(Stored records)
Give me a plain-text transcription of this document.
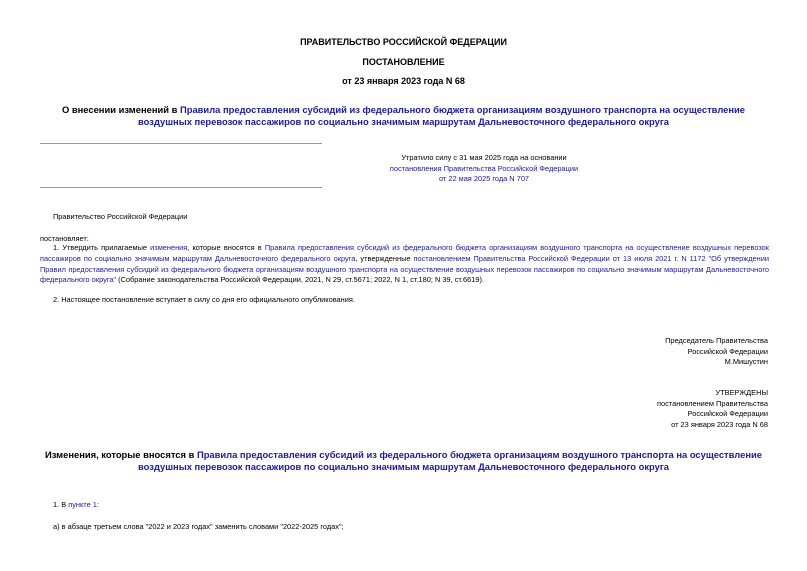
ПРАВИТЕЛЬСТВО РОССИЙСКОЙ ФЕДЕРАЦИИ
ПОСТАНОВЛЕНИЕ
от 23 января 2023 года N 68
О внесении изменений в Правила предоставления субсидий из федерального бюджета организациям воздушного транспорта на осуществление воздушных перевозок пассажиров по социально значимым маршрутам Дальневосточного федерального округа
Утратило силу с 31 мая 2025 года на основании
постановления Правительства Российской Федерации
от 22 мая 2025 года N 707
Правительство Российской Федерации
постановляет:
1. Утвердить прилагаемые изменения, которые вносятся в Правила предоставления субсидий из федерального бюджета организациям воздушного транспорта на осуществление воздушных перевозок пассажиров по социально значимым маршрутам Дальневосточного федерального округа, утвержденные постановлением Правительства Российской Федерации от 13 июля 2021 г. N 1172 "Об утверждении Правил предоставления субсидий из федерального бюджета организациям воздушного транспорта на осуществление воздушных перевозок пассажиров по социально значимым маршрутам Дальневосточного федерального округа" (Собрание законодательства Российской Федерации, 2021, N 29, ст.5671; 2022, N 1, ст.180; N 39, ст.6619).
2. Настоящее постановление вступает в силу со дня его официального опубликования.
Председатель Правительства
Российской Федерации
М.Мишустин
УТВЕРЖДЕНЫ
постановлением Правительства
Российской Федерации
от 23 января 2023 года N 68
Изменения, которые вносятся в Правила предоставления субсидий из федерального бюджета организациям воздушного транспорта на осуществление воздушных перевозок пассажиров по социально значимым маршрутам Дальневосточного федерального округа
1. В пункте 1:
а) в абзаце третьем слова "2022 и 2023 годах" заменить словами "2022-2025 годах";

§ The problem
Reproduce each line of the entries in which the word "силу" is found.

§ Output
Утратило силу с 31 мая 2025 года на основании
2. Настоящее постановление вступает в силу со дня его официального опубликования.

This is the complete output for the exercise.